[Extracts from a graphics dataset]
=======

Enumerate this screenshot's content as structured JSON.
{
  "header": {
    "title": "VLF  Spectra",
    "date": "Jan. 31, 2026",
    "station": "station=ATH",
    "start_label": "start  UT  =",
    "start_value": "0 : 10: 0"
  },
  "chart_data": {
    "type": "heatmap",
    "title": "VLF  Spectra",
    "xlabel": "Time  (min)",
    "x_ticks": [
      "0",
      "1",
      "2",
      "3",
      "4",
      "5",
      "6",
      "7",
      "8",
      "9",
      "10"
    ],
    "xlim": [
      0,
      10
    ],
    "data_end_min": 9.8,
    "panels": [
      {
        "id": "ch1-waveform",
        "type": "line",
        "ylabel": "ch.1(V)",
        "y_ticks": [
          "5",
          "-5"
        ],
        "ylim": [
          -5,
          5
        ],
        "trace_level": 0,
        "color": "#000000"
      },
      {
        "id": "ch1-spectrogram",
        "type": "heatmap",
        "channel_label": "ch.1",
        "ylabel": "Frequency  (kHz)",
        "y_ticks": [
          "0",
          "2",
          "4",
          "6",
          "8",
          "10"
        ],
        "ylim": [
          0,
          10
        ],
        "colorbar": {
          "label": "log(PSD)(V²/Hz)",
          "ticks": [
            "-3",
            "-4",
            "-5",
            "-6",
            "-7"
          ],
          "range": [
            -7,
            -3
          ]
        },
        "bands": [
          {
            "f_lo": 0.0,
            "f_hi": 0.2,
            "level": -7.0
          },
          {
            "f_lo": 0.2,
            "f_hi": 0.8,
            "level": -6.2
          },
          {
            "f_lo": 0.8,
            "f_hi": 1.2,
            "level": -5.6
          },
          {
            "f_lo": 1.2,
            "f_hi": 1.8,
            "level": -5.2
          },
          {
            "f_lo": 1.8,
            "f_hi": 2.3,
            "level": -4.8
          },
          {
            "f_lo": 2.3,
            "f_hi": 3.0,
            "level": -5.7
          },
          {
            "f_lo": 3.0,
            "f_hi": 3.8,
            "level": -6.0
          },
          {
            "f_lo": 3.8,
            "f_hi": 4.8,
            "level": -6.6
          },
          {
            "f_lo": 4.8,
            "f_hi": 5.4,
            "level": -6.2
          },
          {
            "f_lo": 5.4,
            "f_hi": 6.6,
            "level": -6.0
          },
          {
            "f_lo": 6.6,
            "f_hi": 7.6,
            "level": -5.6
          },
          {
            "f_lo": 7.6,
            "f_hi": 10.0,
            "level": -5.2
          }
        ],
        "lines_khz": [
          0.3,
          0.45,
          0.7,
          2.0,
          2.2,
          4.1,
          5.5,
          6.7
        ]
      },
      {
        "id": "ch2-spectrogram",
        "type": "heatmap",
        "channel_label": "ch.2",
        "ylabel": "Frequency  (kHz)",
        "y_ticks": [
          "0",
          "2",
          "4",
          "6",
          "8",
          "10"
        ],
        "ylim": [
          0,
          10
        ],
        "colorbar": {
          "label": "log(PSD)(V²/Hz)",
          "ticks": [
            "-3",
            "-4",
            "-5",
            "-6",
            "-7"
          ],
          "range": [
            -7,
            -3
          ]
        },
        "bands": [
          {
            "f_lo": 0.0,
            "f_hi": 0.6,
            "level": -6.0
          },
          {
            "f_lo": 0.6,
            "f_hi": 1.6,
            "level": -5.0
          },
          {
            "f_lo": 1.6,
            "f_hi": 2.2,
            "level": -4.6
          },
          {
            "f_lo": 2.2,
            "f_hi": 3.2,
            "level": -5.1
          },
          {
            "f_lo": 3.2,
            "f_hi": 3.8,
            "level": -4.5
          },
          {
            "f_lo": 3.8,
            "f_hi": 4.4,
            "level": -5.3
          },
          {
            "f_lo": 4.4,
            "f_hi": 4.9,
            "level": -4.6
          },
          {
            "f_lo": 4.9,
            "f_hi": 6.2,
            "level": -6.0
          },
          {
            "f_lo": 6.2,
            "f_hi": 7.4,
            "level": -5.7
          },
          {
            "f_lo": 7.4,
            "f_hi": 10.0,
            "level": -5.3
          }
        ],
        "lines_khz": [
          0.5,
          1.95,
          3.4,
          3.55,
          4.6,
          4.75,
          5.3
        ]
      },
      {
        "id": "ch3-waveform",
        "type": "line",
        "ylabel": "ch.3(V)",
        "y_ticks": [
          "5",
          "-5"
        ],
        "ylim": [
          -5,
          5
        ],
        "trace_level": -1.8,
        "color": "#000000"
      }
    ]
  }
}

=======

**REQUIRED TASK:**
Restate each record word for word.

**THE REPLY:**
Enumerate this screenshot's content as structured JSON.
{
  "header": {
    "title": "VLF  Spectra",
    "date": "Jan. 31, 2026",
    "station": "station=ATH",
    "start_label": "start  UT  =",
    "start_value": "0 : 10: 0"
  },
  "chart_data": {
    "type": "heatmap",
    "title": "VLF  Spectra",
    "xlabel": "Time  (min)",
    "x_ticks": [
      "0",
      "1",
      "2",
      "3",
      "4",
      "5",
      "6",
      "7",
      "8",
      "9",
      "10"
    ],
    "xlim": [
      0,
      10
    ],
    "data_end_min": 9.8,
    "panels": [
      {
        "id": "ch1-waveform",
        "type": "line",
        "ylabel": "ch.1(V)",
        "y_ticks": [
          "5",
          "-5"
        ],
        "ylim": [
          -5,
          5
        ],
        "trace_level": 0,
        "color": "#000000"
      },
      {
        "id": "ch1-spectrogram",
        "type": "heatmap",
        "channel_label": "ch.1",
        "ylabel": "Frequency  (kHz)",
        "y_ticks": [
          "0",
          "2",
          "4",
          "6",
          "8",
          "10"
        ],
        "ylim": [
          0,
          10
        ],
        "colorbar": {
          "label": "log(PSD)(V²/Hz)",
          "ticks": [
            "-3",
            "-4",
            "-5",
            "-6",
            "-7"
          ],
          "range": [
            -7,
            -3
          ]
        },
        "bands": [
          {
            "f_lo": 0.0,
            "f_hi": 0.2,
            "level": -7.0
          },
          {
            "f_lo": 0.2,
            "f_hi": 0.8,
            "level": -6.2
          },
          {
            "f_lo": 0.8,
            "f_hi": 1.2,
            "level": -5.6
          },
          {
            "f_lo": 1.2,
            "f_hi": 1.8,
            "level": -5.2
          },
          {
            "f_lo": 1.8,
            "f_hi": 2.3,
            "level": -4.8
          },
          {
            "f_lo": 2.3,
            "f_hi": 3.0,
            "level": -5.7
          },
          {
            "f_lo": 3.0,
            "f_hi": 3.8,
            "level": -6.0
          },
          {
            "f_lo": 3.8,
            "f_hi": 4.8,
            "level": -6.6
          },
          {
            "f_lo": 4.8,
            "f_hi": 5.4,
            "level": -6.2
          },
          {
            "f_lo": 5.4,
            "f_hi": 6.6,
            "level": -6.0
          },
          {
            "f_lo": 6.6,
            "f_hi": 7.6,
            "level": -5.6
          },
          {
            "f_lo": 7.6,
            "f_hi": 10.0,
            "level": -5.2
          }
        ],
        "lines_khz": [
          0.3,
          0.45,
          0.7,
          2.0,
          2.2,
          4.1,
          5.5,
          6.7
        ]
      },
      {
        "id": "ch2-spectrogram",
        "type": "heatmap",
        "channel_label": "ch.2",
        "ylabel": "Frequency  (kHz)",
        "y_ticks": [
          "0",
          "2",
          "4",
          "6",
          "8",
          "10"
        ],
        "ylim": [
          0,
          10
        ],
        "colorbar": {
          "label": "log(PSD)(V²/Hz)",
          "ticks": [
            "-3",
            "-4",
            "-5",
            "-6",
            "-7"
          ],
          "range": [
            -7,
            -3
          ]
        },
        "bands": [
          {
            "f_lo": 0.0,
            "f_hi": 0.6,
            "level": -6.0
          },
          {
            "f_lo": 0.6,
            "f_hi": 1.6,
            "level": -5.0
          },
          {
            "f_lo": 1.6,
            "f_hi": 2.2,
            "level": -4.6
          },
          {
            "f_lo": 2.2,
            "f_hi": 3.2,
            "level": -5.1
          },
          {
            "f_lo": 3.2,
            "f_hi": 3.8,
            "level": -4.5
          },
          {
            "f_lo": 3.8,
            "f_hi": 4.4,
            "level": -5.3
          },
          {
            "f_lo": 4.4,
            "f_hi": 4.9,
            "level": -4.6
          },
          {
            "f_lo": 4.9,
            "f_hi": 6.2,
            "level": -6.0
          },
          {
            "f_lo": 6.2,
            "f_hi": 7.4,
            "level": -5.7
          },
          {
            "f_lo": 7.4,
            "f_hi": 10.0,
            "level": -5.3
          }
        ],
        "lines_khz": [
          0.5,
          1.95,
          3.4,
          3.55,
          4.6,
          4.75,
          5.3
        ]
      },
      {
        "id": "ch3-waveform",
        "type": "line",
        "ylabel": "ch.3(V)",
        "y_ticks": [
          "5",
          "-5"
        ],
        "ylim": [
          -5,
          5
        ],
        "trace_level": -1.8,
        "color": "#000000"
      }
    ]
  }
}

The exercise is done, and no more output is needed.